**** Given data

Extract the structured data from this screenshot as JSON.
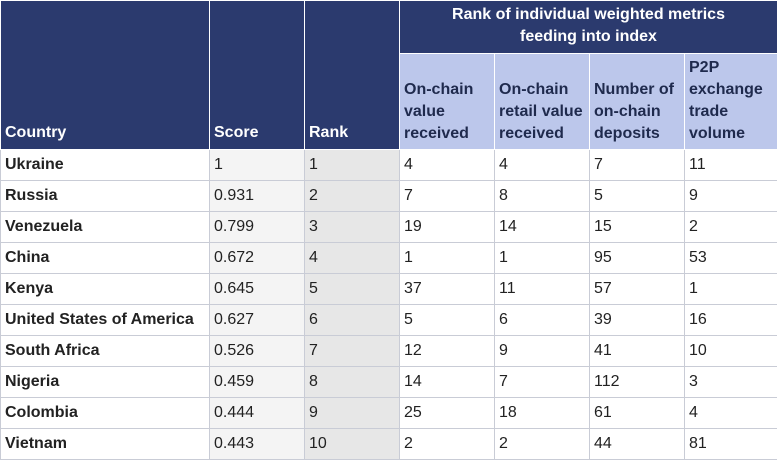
{
  "table": {
    "group_header": "Rank of individual weighted metrics feeding into index",
    "columns": {
      "country": "Country",
      "score": "Score",
      "rank": "Rank",
      "onchain_value": "On-chain value received",
      "onchain_retail": "On-chain retail value received",
      "deposits": "Number of on-chain deposits",
      "p2p": "P2P exchange trade volume"
    },
    "rows": [
      {
        "country": "Ukraine",
        "score": "1",
        "rank": "1",
        "onchain_value": "4",
        "onchain_retail": "4",
        "deposits": "7",
        "p2p": "11"
      },
      {
        "country": "Russia",
        "score": "0.931",
        "rank": "2",
        "onchain_value": "7",
        "onchain_retail": "8",
        "deposits": "5",
        "p2p": "9"
      },
      {
        "country": "Venezuela",
        "score": "0.799",
        "rank": "3",
        "onchain_value": "19",
        "onchain_retail": "14",
        "deposits": "15",
        "p2p": "2"
      },
      {
        "country": "China",
        "score": "0.672",
        "rank": "4",
        "onchain_value": "1",
        "onchain_retail": "1",
        "deposits": "95",
        "p2p": "53"
      },
      {
        "country": "Kenya",
        "score": "0.645",
        "rank": "5",
        "onchain_value": "37",
        "onchain_retail": "11",
        "deposits": "57",
        "p2p": "1"
      },
      {
        "country": "United States of America",
        "score": "0.627",
        "rank": "6",
        "onchain_value": "5",
        "onchain_retail": "6",
        "deposits": "39",
        "p2p": "16"
      },
      {
        "country": "South Africa",
        "score": "0.526",
        "rank": "7",
        "onchain_value": "12",
        "onchain_retail": "9",
        "deposits": "41",
        "p2p": "10"
      },
      {
        "country": "Nigeria",
        "score": "0.459",
        "rank": "8",
        "onchain_value": "14",
        "onchain_retail": "7",
        "deposits": "112",
        "p2p": "3"
      },
      {
        "country": "Colombia",
        "score": "0.444",
        "rank": "9",
        "onchain_value": "25",
        "onchain_retail": "18",
        "deposits": "61",
        "p2p": "4"
      },
      {
        "country": "Vietnam",
        "score": "0.443",
        "rank": "10",
        "onchain_value": "2",
        "onchain_retail": "2",
        "deposits": "44",
        "p2p": "81"
      }
    ]
  }
}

********

Job
Without the pictures, restate all the entries above exactly.

Solution
Extract the structured data from this screenshot as JSON.
{
  "table": {
    "group_header": "Rank of individual weighted metrics feeding into index",
    "columns": {
      "country": "Country",
      "score": "Score",
      "rank": "Rank",
      "onchain_value": "On-chain value received",
      "onchain_retail": "On-chain retail value received",
      "deposits": "Number of on-chain deposits",
      "p2p": "P2P exchange trade volume"
    },
    "rows": [
      {
        "country": "Ukraine",
        "score": "1",
        "rank": "1",
        "onchain_value": "4",
        "onchain_retail": "4",
        "deposits": "7",
        "p2p": "11"
      },
      {
        "country": "Russia",
        "score": "0.931",
        "rank": "2",
        "onchain_value": "7",
        "onchain_retail": "8",
        "deposits": "5",
        "p2p": "9"
      },
      {
        "country": "Venezuela",
        "score": "0.799",
        "rank": "3",
        "onchain_value": "19",
        "onchain_retail": "14",
        "deposits": "15",
        "p2p": "2"
      },
      {
        "country": "China",
        "score": "0.672",
        "rank": "4",
        "onchain_value": "1",
        "onchain_retail": "1",
        "deposits": "95",
        "p2p": "53"
      },
      {
        "country": "Kenya",
        "score": "0.645",
        "rank": "5",
        "onchain_value": "37",
        "onchain_retail": "11",
        "deposits": "57",
        "p2p": "1"
      },
      {
        "country": "United States of America",
        "score": "0.627",
        "rank": "6",
        "onchain_value": "5",
        "onchain_retail": "6",
        "deposits": "39",
        "p2p": "16"
      },
      {
        "country": "South Africa",
        "score": "0.526",
        "rank": "7",
        "onchain_value": "12",
        "onchain_retail": "9",
        "deposits": "41",
        "p2p": "10"
      },
      {
        "country": "Nigeria",
        "score": "0.459",
        "rank": "8",
        "onchain_value": "14",
        "onchain_retail": "7",
        "deposits": "112",
        "p2p": "3"
      },
      {
        "country": "Colombia",
        "score": "0.444",
        "rank": "9",
        "onchain_value": "25",
        "onchain_retail": "18",
        "deposits": "61",
        "p2p": "4"
      },
      {
        "country": "Vietnam",
        "score": "0.443",
        "rank": "10",
        "onchain_value": "2",
        "onchain_retail": "2",
        "deposits": "44",
        "p2p": "81"
      }
    ]
  }
}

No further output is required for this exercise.